SET EXERCISE = Below are some records. How many of their lines contain the string "this"? Give the number only.

EXTRACTED DATA =

....

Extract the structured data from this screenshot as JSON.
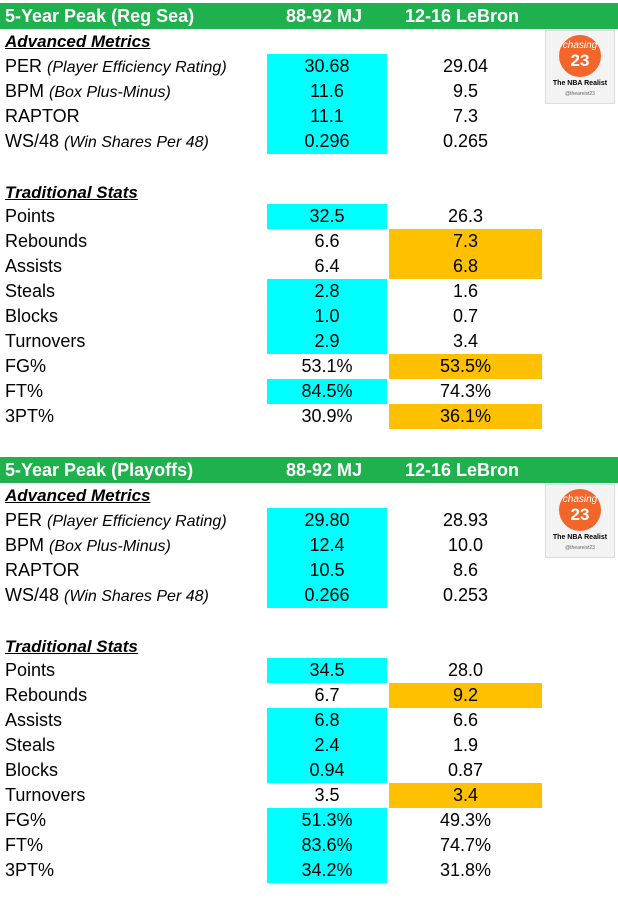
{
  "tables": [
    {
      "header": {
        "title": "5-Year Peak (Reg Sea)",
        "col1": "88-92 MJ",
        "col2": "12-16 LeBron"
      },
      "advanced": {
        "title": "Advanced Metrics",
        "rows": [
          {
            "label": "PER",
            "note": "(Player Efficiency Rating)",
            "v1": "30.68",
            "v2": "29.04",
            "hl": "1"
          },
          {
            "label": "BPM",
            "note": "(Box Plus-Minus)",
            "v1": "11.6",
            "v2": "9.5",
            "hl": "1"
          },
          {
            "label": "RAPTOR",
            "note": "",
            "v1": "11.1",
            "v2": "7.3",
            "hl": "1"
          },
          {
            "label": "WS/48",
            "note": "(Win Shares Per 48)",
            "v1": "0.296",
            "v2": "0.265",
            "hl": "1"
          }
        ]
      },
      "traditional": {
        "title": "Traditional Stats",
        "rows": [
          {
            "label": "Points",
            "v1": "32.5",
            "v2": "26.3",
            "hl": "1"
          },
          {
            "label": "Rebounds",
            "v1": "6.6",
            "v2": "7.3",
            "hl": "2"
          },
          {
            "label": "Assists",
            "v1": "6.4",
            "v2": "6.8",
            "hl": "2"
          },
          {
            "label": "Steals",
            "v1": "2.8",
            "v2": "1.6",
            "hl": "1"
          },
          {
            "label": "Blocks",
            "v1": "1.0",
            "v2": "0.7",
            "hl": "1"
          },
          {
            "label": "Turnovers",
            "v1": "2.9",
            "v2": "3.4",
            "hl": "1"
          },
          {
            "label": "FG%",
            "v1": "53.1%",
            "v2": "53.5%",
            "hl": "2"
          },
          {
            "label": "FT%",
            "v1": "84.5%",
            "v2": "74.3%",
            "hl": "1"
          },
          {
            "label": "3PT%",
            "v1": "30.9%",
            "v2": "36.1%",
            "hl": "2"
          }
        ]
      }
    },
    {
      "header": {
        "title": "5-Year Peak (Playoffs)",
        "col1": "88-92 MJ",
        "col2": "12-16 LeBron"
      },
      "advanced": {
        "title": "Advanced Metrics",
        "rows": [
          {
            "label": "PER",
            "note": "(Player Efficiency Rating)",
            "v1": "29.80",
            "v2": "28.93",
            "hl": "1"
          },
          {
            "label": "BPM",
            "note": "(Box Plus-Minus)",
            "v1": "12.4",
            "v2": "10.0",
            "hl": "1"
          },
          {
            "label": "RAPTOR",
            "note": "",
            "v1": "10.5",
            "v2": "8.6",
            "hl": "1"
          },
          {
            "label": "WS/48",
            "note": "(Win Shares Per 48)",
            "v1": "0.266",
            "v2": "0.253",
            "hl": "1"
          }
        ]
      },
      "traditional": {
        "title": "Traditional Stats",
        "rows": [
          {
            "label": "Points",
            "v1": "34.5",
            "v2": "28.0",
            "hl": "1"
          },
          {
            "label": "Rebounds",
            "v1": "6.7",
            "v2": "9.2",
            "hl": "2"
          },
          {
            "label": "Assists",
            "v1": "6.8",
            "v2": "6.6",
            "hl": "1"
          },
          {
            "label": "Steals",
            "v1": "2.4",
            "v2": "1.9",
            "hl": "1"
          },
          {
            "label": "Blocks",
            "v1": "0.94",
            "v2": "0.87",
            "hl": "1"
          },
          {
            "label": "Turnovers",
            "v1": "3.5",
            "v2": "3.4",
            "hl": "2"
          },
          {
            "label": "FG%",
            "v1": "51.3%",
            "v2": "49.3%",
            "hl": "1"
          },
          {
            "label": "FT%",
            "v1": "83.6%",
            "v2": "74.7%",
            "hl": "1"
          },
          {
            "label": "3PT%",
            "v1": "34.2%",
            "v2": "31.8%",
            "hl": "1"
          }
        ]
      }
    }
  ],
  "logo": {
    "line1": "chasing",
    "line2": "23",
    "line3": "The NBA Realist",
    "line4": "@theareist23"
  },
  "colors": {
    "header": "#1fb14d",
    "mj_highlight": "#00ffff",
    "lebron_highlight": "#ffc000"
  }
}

....

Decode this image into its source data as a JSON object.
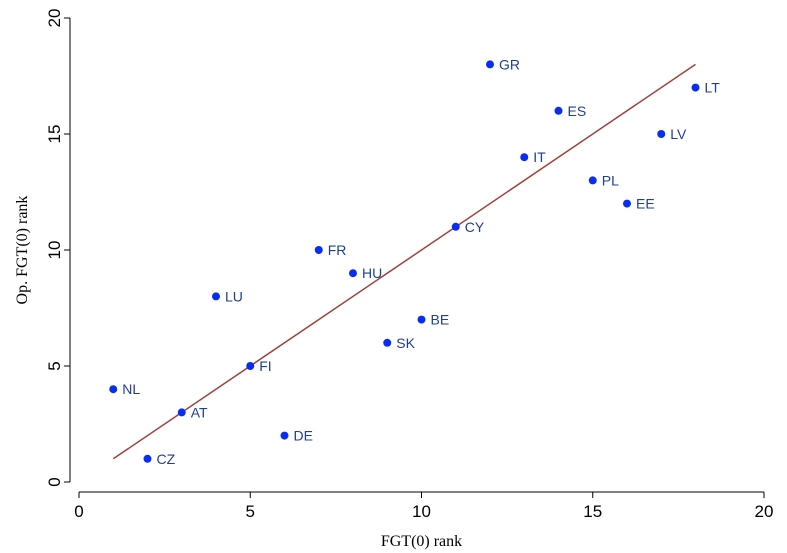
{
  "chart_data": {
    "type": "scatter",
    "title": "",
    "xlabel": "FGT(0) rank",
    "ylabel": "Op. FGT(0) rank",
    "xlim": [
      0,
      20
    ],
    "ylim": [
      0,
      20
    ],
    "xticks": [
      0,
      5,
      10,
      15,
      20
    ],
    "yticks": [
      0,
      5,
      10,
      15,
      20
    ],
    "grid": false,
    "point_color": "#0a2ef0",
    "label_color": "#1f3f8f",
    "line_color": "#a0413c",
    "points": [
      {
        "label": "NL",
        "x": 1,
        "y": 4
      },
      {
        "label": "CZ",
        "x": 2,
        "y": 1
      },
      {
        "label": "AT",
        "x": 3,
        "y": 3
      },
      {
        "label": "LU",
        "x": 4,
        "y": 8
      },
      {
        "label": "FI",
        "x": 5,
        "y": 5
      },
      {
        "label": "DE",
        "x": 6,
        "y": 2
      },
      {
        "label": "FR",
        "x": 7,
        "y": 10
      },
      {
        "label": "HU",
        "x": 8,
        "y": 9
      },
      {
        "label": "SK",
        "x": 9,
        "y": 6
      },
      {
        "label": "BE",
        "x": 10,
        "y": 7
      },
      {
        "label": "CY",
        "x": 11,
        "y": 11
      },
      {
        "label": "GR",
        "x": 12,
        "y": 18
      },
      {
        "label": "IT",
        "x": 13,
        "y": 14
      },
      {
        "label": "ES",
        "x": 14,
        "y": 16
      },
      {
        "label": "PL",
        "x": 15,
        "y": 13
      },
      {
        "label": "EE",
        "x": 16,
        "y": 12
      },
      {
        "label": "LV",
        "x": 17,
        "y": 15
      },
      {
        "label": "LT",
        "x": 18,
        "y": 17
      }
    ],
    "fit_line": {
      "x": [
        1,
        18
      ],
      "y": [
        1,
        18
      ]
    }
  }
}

....

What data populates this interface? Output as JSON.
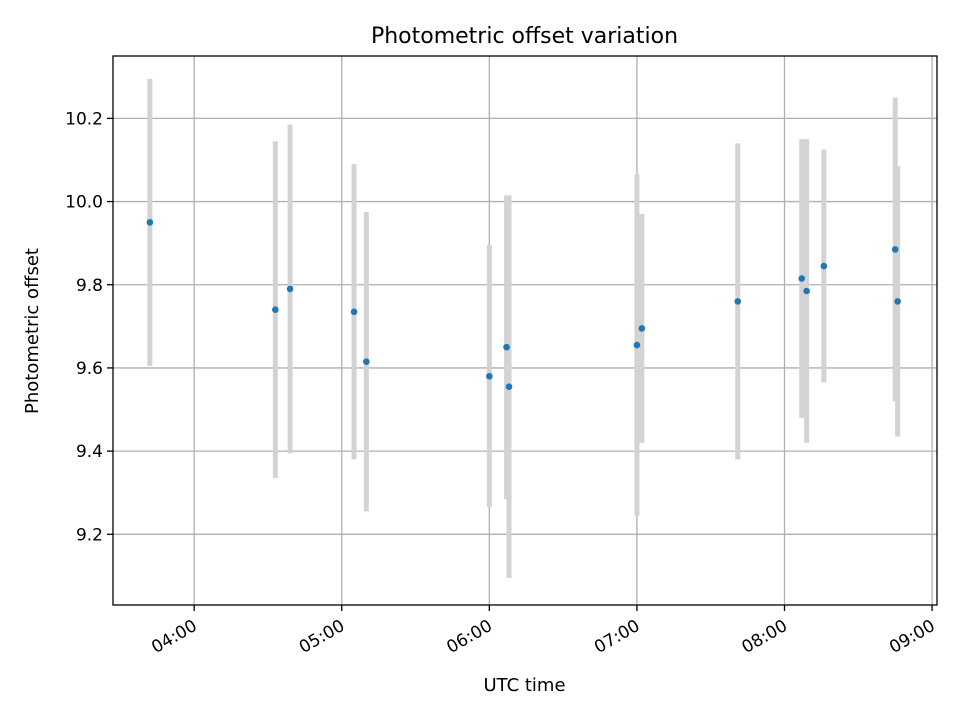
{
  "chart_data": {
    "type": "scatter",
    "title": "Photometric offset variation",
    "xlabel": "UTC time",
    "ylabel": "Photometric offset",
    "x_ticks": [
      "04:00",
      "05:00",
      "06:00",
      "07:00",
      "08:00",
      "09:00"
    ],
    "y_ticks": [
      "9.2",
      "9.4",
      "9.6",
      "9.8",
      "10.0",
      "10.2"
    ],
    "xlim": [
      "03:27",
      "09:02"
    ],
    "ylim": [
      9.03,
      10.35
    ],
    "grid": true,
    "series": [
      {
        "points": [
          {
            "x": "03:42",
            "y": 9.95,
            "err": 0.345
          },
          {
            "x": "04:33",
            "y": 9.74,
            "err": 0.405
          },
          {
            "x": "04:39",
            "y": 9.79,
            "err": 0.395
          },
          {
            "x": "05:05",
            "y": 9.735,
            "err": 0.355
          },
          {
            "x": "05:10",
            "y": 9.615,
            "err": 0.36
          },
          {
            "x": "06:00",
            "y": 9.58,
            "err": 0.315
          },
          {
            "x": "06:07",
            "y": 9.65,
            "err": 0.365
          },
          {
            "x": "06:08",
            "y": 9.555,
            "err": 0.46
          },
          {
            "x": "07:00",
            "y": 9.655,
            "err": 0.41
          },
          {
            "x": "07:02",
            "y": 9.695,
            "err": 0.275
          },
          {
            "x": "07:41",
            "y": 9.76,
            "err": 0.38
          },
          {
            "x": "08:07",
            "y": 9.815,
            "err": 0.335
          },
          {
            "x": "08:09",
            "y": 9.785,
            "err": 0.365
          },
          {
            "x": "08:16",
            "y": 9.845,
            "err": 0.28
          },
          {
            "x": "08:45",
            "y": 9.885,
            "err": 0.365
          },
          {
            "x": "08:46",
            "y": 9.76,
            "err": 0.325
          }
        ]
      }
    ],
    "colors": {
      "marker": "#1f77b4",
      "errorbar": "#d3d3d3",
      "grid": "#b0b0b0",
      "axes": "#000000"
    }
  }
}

....

REPLY TO THE TASK = 3